Pull out every line with the word "Unapproved" from the entries below.

== GIVEN RECORDS ==
--
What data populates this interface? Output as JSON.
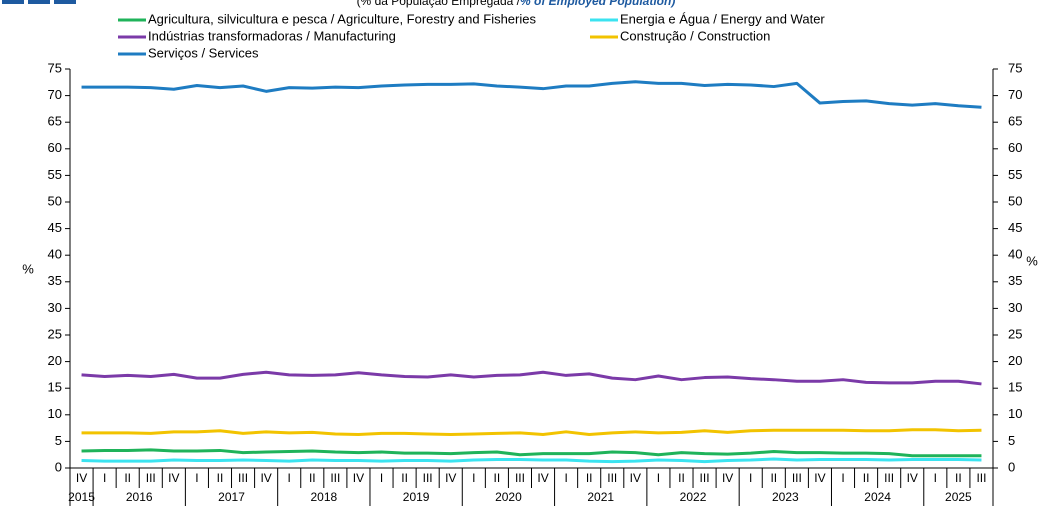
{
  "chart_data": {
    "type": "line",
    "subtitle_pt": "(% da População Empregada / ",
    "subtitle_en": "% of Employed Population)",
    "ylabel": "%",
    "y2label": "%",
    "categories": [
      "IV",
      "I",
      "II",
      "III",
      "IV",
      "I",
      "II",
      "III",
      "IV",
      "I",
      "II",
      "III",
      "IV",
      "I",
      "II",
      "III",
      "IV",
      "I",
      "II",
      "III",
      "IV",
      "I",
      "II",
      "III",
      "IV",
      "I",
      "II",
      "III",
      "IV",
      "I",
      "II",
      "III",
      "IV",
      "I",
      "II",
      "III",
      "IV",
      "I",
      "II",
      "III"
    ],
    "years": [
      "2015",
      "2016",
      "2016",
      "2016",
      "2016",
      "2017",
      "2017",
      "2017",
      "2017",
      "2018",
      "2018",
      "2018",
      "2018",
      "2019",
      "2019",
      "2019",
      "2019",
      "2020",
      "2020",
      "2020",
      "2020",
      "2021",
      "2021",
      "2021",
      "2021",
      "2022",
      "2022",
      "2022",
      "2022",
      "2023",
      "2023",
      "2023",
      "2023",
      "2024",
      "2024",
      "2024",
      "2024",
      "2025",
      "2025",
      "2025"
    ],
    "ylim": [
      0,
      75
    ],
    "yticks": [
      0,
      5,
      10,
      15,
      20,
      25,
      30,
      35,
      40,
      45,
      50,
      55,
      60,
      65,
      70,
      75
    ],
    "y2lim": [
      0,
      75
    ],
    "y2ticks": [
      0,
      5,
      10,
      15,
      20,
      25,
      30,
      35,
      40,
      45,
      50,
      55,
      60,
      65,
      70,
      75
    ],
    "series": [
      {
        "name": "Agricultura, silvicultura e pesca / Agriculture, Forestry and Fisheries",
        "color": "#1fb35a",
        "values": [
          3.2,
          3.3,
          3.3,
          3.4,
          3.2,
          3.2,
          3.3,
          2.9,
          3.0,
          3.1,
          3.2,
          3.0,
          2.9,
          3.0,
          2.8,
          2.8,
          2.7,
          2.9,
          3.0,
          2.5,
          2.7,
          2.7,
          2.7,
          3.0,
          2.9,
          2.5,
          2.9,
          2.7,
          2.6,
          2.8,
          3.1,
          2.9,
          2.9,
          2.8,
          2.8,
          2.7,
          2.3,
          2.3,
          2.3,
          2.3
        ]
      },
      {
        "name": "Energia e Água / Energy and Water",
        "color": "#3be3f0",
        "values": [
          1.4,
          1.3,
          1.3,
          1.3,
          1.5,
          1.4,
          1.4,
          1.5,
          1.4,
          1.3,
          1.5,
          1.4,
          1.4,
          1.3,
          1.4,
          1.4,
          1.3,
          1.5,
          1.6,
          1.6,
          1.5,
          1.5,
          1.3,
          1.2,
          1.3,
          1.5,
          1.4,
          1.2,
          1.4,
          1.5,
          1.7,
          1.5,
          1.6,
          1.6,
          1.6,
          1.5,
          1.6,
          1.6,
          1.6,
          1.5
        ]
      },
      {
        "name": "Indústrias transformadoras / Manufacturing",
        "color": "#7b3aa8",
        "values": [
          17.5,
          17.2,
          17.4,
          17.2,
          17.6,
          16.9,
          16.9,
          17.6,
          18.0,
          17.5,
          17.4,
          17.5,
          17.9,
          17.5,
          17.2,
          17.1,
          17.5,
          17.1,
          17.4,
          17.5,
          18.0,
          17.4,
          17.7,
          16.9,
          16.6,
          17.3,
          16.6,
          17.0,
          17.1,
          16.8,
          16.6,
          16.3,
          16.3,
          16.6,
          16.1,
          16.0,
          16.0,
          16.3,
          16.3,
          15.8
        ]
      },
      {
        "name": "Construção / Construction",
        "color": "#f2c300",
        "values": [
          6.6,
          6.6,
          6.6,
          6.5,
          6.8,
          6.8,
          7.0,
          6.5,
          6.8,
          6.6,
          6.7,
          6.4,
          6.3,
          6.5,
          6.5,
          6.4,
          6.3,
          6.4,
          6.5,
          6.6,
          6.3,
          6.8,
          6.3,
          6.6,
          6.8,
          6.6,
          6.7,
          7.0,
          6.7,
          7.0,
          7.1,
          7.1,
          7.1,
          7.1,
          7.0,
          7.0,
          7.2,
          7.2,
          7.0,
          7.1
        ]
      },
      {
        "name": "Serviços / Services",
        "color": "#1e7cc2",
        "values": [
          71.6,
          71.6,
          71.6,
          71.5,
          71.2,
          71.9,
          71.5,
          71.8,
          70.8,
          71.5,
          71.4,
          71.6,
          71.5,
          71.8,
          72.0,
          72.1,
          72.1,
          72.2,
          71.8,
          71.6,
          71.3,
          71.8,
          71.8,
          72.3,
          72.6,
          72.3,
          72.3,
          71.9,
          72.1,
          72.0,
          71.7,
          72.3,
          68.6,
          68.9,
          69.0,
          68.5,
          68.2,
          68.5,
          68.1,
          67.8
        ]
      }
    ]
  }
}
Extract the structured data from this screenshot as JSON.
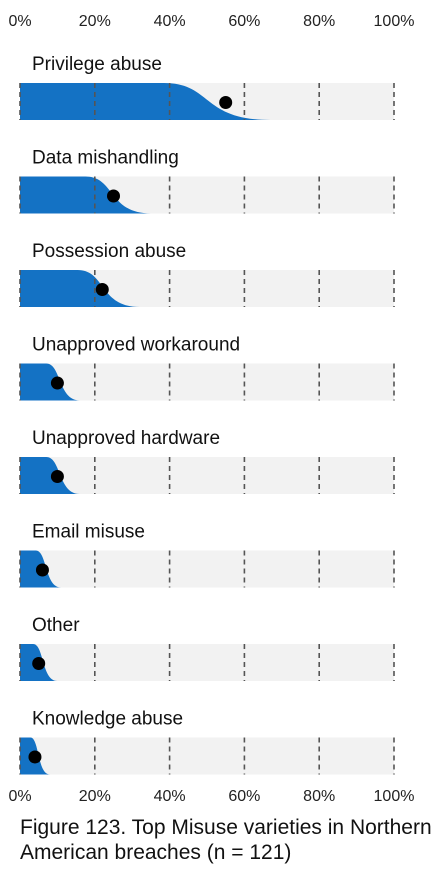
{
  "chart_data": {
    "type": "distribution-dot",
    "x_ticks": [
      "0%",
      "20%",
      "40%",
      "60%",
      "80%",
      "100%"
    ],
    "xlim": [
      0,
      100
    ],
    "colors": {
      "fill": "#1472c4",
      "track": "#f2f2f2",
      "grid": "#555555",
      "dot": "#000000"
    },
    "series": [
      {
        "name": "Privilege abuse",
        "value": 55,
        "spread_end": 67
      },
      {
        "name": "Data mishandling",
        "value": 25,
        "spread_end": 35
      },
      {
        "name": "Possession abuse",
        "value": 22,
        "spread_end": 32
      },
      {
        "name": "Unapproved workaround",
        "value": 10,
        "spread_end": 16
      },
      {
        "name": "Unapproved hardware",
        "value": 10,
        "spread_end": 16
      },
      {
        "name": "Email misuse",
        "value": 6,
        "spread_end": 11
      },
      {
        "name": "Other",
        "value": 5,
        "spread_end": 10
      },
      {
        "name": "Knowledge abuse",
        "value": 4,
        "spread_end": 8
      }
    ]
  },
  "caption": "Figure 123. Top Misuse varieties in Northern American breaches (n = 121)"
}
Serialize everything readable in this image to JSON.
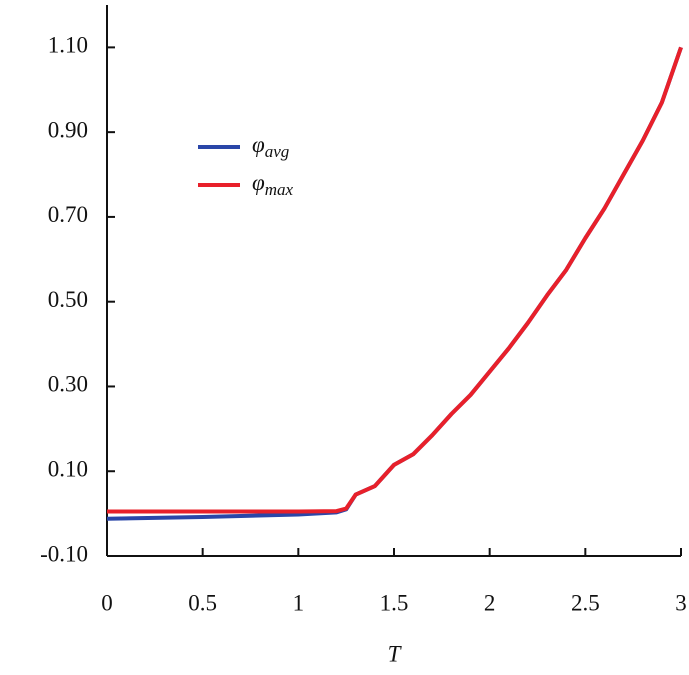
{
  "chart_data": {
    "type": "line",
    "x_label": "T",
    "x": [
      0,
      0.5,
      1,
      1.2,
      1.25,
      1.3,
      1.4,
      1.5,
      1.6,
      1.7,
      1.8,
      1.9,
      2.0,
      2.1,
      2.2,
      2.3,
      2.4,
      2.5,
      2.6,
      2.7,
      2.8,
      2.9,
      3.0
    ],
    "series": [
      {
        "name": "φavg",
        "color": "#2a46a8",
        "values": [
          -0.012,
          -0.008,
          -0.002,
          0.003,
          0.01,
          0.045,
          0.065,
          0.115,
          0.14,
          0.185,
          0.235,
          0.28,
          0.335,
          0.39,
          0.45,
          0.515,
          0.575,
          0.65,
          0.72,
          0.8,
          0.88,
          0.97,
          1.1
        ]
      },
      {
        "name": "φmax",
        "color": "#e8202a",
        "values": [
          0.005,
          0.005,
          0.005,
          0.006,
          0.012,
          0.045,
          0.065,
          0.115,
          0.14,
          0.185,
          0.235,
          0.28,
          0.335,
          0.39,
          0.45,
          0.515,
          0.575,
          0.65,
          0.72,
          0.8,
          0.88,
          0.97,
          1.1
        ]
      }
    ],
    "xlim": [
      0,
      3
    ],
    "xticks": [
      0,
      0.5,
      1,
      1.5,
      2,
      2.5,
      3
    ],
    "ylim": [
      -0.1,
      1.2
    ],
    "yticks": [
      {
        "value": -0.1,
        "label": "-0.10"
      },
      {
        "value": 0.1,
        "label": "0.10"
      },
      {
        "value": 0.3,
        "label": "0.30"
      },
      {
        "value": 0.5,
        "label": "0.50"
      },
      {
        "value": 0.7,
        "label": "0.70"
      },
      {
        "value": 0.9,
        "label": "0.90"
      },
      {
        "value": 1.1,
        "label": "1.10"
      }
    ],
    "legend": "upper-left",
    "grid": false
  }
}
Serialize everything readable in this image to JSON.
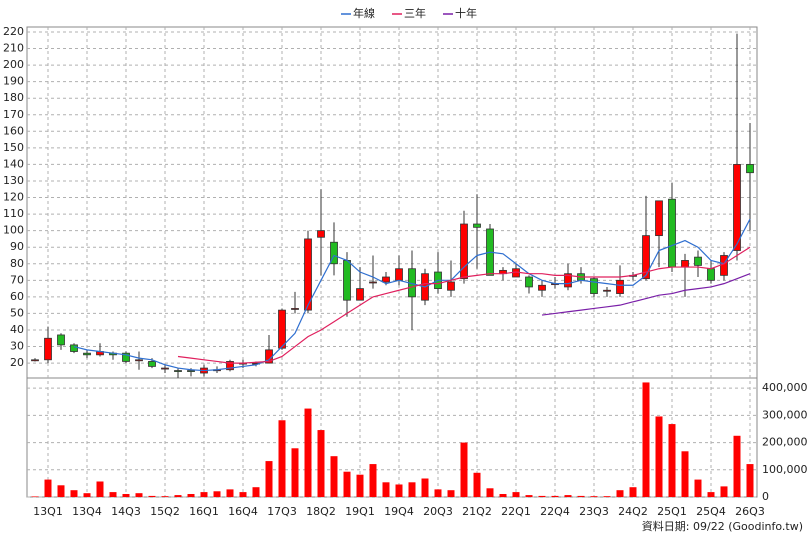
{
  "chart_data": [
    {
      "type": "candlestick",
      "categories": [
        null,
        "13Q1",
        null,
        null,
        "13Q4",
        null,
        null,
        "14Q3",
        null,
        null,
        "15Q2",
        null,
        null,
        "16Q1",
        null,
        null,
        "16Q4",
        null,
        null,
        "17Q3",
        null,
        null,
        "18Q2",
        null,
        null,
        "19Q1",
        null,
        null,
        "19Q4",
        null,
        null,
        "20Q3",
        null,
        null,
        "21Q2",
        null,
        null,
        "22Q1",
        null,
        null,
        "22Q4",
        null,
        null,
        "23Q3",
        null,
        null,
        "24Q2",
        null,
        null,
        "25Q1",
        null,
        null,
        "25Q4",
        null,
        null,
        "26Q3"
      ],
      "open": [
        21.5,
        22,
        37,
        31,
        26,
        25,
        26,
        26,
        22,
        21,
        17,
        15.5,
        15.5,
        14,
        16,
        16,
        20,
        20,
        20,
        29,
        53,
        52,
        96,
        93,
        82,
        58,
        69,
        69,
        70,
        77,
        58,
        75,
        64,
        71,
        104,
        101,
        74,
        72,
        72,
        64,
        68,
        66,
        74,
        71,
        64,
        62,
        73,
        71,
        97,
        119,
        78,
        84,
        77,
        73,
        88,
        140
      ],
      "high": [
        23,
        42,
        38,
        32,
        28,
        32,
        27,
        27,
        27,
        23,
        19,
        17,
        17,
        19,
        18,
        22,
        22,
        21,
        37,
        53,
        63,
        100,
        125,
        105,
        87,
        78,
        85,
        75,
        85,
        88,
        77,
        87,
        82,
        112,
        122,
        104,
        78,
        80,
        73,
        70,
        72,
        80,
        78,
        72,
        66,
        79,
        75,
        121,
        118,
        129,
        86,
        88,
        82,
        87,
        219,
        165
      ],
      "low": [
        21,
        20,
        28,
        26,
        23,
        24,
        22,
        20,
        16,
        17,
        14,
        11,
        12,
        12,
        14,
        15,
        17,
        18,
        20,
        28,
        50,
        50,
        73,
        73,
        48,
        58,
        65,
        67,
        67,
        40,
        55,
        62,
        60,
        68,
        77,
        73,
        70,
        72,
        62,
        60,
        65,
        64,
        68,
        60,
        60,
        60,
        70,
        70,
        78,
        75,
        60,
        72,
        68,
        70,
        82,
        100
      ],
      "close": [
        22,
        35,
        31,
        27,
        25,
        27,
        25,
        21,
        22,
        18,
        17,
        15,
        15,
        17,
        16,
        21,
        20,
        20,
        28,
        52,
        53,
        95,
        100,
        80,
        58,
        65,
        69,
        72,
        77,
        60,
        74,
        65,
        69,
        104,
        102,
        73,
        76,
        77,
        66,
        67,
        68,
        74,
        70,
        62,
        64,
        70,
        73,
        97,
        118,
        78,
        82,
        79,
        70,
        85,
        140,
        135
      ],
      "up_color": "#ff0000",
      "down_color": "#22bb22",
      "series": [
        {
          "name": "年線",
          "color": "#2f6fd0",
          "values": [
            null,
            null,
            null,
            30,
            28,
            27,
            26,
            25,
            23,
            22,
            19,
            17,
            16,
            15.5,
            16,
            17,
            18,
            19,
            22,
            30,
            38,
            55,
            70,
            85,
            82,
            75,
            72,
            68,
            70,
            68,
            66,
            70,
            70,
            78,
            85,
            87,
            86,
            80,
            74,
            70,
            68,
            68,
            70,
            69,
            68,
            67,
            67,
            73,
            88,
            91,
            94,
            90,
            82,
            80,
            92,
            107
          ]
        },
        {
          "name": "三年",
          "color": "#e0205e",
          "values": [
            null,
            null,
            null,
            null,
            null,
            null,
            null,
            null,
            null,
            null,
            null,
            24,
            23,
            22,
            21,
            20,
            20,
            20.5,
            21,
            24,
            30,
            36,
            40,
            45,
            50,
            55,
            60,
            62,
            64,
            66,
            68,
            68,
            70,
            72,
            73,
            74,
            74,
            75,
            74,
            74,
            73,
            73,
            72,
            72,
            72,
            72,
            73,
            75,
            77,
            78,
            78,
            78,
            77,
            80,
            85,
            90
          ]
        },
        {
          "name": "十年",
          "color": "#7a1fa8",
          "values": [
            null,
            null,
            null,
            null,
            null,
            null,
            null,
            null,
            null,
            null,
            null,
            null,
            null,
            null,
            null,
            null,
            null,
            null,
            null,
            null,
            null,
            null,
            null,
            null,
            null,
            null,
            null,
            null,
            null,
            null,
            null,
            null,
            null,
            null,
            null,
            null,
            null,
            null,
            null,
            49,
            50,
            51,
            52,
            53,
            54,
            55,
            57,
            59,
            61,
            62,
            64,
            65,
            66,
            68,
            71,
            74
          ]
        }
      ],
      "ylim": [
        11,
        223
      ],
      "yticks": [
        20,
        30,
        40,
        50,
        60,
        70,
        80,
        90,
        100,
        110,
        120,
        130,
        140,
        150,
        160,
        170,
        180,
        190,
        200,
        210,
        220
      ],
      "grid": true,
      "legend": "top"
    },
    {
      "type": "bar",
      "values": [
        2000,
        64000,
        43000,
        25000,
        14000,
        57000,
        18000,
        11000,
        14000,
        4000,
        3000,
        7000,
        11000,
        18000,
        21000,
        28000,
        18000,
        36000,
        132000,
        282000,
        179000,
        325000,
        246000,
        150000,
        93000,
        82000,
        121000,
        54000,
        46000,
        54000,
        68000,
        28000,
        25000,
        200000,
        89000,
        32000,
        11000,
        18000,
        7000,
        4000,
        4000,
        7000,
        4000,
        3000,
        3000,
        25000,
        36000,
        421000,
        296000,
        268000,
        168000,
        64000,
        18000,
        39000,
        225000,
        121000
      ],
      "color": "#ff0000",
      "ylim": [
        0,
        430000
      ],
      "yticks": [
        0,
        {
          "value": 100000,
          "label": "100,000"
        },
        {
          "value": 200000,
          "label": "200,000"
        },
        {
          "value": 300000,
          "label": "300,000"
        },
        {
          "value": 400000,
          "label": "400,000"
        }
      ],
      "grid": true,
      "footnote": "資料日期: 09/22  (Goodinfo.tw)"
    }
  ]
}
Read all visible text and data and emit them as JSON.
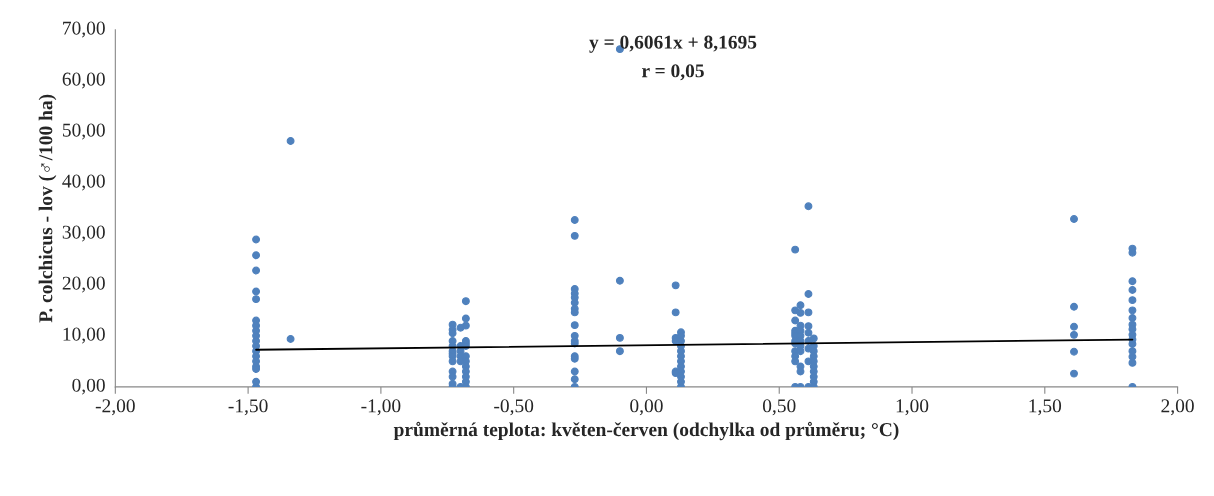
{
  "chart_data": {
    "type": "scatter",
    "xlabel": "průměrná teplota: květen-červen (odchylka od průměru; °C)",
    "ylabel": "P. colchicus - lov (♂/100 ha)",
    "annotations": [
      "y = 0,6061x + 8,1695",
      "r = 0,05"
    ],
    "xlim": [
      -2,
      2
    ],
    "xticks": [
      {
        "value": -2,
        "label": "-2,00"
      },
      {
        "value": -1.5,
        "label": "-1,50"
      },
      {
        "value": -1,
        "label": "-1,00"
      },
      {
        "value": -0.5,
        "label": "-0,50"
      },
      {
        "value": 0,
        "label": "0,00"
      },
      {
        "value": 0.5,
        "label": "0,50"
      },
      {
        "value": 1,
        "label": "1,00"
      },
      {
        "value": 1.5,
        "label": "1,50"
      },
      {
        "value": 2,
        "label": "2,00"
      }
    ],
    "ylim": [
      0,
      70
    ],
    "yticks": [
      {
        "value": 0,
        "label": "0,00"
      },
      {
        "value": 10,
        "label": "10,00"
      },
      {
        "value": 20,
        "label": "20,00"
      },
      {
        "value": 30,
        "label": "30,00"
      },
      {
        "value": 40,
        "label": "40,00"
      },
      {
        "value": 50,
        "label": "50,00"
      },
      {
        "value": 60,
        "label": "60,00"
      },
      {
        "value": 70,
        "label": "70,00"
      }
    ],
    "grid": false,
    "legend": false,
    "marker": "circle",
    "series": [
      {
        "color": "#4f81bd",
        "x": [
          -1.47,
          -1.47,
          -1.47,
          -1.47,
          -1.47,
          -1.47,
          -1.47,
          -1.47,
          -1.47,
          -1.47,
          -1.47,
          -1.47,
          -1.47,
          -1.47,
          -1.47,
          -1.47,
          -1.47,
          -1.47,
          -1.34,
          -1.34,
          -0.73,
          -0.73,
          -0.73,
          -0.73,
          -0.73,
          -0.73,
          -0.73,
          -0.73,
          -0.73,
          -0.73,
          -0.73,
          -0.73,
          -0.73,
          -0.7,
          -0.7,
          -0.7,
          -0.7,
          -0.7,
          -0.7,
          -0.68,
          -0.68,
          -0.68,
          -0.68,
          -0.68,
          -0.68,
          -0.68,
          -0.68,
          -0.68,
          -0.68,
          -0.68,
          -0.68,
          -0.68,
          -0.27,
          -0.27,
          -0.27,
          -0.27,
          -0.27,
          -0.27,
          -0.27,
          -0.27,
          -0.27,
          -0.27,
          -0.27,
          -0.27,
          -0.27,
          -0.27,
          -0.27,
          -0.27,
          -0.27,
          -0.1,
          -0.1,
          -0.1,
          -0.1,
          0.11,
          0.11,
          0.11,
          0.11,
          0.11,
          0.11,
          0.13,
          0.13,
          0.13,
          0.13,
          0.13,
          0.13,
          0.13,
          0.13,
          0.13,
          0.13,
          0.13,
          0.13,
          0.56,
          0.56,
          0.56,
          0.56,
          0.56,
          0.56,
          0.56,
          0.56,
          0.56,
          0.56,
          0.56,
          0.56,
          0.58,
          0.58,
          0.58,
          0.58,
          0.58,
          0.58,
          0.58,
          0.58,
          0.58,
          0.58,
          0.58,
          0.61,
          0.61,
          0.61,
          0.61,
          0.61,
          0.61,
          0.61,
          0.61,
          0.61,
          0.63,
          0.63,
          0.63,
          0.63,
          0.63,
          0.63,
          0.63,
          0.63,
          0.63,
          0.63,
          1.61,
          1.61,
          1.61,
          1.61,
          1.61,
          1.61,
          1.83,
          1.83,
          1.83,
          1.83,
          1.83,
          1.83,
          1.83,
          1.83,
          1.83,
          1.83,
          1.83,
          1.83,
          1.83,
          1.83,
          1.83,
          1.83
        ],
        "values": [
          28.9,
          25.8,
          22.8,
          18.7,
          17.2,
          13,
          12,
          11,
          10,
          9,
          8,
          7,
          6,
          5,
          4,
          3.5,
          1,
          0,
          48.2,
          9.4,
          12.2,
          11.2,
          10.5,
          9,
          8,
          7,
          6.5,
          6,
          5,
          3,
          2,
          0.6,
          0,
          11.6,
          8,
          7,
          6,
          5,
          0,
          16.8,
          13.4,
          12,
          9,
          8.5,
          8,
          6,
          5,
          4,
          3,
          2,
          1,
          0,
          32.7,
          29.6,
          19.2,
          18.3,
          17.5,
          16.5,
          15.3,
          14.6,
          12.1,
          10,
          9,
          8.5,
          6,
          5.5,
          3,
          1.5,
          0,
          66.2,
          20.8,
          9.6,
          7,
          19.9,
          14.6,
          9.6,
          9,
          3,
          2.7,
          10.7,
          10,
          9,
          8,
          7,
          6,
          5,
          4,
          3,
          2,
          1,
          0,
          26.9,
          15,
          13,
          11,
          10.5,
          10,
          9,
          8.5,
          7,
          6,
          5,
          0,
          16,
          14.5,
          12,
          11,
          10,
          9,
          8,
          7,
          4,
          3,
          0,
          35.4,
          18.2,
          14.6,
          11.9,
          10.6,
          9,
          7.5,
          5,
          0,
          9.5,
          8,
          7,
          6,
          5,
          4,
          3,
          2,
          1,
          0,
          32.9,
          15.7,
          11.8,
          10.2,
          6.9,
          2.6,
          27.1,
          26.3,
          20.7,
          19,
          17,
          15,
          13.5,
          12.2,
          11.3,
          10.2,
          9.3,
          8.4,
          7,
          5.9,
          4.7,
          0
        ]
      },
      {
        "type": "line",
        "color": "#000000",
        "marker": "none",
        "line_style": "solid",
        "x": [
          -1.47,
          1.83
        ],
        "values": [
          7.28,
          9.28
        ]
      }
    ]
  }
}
--
== RESPONSE BELOW ==
        "name": "Unapproved workaround",
        "name": "Unapproved hardware",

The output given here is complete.